*Exercise objective:*
Extract every entry word for word.

* begin *

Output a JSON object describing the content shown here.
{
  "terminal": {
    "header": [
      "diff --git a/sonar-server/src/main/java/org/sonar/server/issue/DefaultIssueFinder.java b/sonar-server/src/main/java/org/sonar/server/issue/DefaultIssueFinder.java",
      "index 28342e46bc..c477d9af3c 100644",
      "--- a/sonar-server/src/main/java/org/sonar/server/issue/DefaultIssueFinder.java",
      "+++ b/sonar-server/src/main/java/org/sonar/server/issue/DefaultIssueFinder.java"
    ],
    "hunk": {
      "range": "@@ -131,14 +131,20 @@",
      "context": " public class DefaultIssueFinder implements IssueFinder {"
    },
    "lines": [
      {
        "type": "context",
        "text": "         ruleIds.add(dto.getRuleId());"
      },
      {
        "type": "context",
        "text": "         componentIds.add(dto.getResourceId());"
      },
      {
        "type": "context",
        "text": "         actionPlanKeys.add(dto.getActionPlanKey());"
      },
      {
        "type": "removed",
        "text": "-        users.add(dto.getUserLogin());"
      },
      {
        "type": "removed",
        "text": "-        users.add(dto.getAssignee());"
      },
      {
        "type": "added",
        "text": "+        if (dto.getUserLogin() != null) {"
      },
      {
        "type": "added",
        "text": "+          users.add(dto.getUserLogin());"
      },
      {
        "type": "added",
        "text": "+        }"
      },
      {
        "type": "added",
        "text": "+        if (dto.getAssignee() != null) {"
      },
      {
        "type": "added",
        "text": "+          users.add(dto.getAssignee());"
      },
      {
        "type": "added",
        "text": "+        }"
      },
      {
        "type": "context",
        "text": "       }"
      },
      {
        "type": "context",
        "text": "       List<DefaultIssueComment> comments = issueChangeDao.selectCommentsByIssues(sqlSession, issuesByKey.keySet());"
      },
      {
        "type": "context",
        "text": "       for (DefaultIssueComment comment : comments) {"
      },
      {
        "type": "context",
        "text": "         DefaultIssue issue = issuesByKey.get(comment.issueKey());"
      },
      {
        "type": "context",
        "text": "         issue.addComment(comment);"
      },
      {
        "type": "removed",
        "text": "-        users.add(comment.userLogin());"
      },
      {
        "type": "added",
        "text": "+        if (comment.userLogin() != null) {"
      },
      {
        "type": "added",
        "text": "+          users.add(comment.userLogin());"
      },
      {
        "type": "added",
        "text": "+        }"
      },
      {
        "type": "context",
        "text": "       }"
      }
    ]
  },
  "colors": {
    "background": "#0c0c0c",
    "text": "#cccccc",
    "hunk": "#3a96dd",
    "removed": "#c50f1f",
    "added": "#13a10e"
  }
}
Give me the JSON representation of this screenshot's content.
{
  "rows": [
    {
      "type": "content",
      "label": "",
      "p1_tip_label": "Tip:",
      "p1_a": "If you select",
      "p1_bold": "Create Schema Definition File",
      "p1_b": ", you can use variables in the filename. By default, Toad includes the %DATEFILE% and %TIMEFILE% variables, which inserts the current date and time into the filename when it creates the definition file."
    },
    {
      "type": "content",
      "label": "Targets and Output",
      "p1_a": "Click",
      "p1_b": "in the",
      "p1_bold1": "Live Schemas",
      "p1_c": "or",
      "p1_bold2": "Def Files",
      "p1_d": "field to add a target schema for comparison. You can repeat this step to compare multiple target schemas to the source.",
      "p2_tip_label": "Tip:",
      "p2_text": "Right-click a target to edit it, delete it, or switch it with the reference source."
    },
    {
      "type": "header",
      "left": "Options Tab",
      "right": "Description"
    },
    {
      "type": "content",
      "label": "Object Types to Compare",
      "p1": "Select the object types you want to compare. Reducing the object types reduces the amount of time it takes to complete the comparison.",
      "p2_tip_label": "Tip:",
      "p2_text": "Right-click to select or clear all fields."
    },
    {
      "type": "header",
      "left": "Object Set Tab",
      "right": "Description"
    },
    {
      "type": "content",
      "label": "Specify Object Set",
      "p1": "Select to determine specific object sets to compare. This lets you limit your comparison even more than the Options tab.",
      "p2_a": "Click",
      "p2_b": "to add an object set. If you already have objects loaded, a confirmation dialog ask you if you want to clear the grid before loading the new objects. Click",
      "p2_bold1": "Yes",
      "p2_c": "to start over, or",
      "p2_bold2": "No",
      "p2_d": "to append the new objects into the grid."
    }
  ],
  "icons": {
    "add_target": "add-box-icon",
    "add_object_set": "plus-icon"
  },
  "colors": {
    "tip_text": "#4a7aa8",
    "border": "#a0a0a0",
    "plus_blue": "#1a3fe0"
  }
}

* end *

*Result:*
Output a JSON object describing the content shown here.
{
  "terminal": {
    "header": [
      "diff --git a/sonar-server/src/main/java/org/sonar/server/issue/DefaultIssueFinder.java b/sonar-server/src/main/java/org/sonar/server/issue/DefaultIssueFinder.java",
      "index 28342e46bc..c477d9af3c 100644",
      "--- a/sonar-server/src/main/java/org/sonar/server/issue/DefaultIssueFinder.java",
      "+++ b/sonar-server/src/main/java/org/sonar/server/issue/DefaultIssueFinder.java"
    ],
    "hunk": {
      "range": "@@ -131,14 +131,20 @@",
      "context": " public class DefaultIssueFinder implements IssueFinder {"
    },
    "lines": [
      {
        "type": "context",
        "text": "         ruleIds.add(dto.getRuleId());"
      },
      {
        "type": "context",
        "text": "         componentIds.add(dto.getResourceId());"
      },
      {
        "type": "context",
        "text": "         actionPlanKeys.add(dto.getActionPlanKey());"
      },
      {
        "type": "removed",
        "text": "-        users.add(dto.getUserLogin());"
      },
      {
        "type": "removed",
        "text": "-        users.add(dto.getAssignee());"
      },
      {
        "type": "added",
        "text": "+        if (dto.getUserLogin() != null) {"
      },
      {
        "type": "added",
        "text": "+          users.add(dto.getUserLogin());"
      },
      {
        "type": "added",
        "text": "+        }"
      },
      {
        "type": "added",
        "text": "+        if (dto.getAssignee() != null) {"
      },
      {
        "type": "added",
        "text": "+          users.add(dto.getAssignee());"
      },
      {
        "type": "added",
        "text": "+        }"
      },
      {
        "type": "context",
        "text": "       }"
      },
      {
        "type": "context",
        "text": "       List<DefaultIssueComment> comments = issueChangeDao.selectCommentsByIssues(sqlSession, issuesByKey.keySet());"
      },
      {
        "type": "context",
        "text": "       for (DefaultIssueComment comment : comments) {"
      },
      {
        "type": "context",
        "text": "         DefaultIssue issue = issuesByKey.get(comment.issueKey());"
      },
      {
        "type": "context",
        "text": "         issue.addComment(comment);"
      },
      {
        "type": "removed",
        "text": "-        users.add(comment.userLogin());"
      },
      {
        "type": "added",
        "text": "+        if (comment.userLogin() != null) {"
      },
      {
        "type": "added",
        "text": "+          users.add(comment.userLogin());"
      },
      {
        "type": "added",
        "text": "+        }"
      },
      {
        "type": "context",
        "text": "       }"
      }
    ]
  },
  "colors": {
    "background": "#0c0c0c",
    "text": "#cccccc",
    "hunk": "#3a96dd",
    "removed": "#c50f1f",
    "added": "#13a10e"
  }
}
Give me the JSON representation of this screenshot's content.
{
  "rows": [
    {
      "type": "content",
      "label": "",
      "p1_tip_label": "Tip:",
      "p1_a": "If you select",
      "p1_bold": "Create Schema Definition File",
      "p1_b": ", you can use variables in the filename. By default, Toad includes the %DATEFILE% and %TIMEFILE% variables, which inserts the current date and time into the filename when it creates the definition file."
    },
    {
      "type": "content",
      "label": "Targets and Output",
      "p1_a": "Click",
      "p1_b": "in the",
      "p1_bold1": "Live Schemas",
      "p1_c": "or",
      "p1_bold2": "Def Files",
      "p1_d": "field to add a target schema for comparison. You can repeat this step to compare multiple target schemas to the source.",
      "p2_tip_label": "Tip:",
      "p2_text": "Right-click a target to edit it, delete it, or switch it with the reference source."
    },
    {
      "type": "header",
      "left": "Options Tab",
      "right": "Description"
    },
    {
      "type": "content",
      "label": "Object Types to Compare",
      "p1": "Select the object types you want to compare. Reducing the object types reduces the amount of time it takes to complete the comparison.",
      "p2_tip_label": "Tip:",
      "p2_text": "Right-click to select or clear all fields."
    },
    {
      "type": "header",
      "left": "Object Set Tab",
      "right": "Description"
    },
    {
      "type": "content",
      "label": "Specify Object Set",
      "p1": "Select to determine specific object sets to compare. This lets you limit your comparison even more than the Options tab.",
      "p2_a": "Click",
      "p2_b": "to add an object set. If you already have objects loaded, a confirmation dialog ask you if you want to clear the grid before loading the new objects. Click",
      "p2_bold1": "Yes",
      "p2_c": "to start over, or",
      "p2_bold2": "No",
      "p2_d": "to append the new objects into the grid."
    }
  ],
  "icons": {
    "add_target": "add-box-icon",
    "add_object_set": "plus-icon"
  },
  "colors": {
    "tip_text": "#4a7aa8",
    "border": "#a0a0a0",
    "plus_blue": "#1a3fe0"
  }
}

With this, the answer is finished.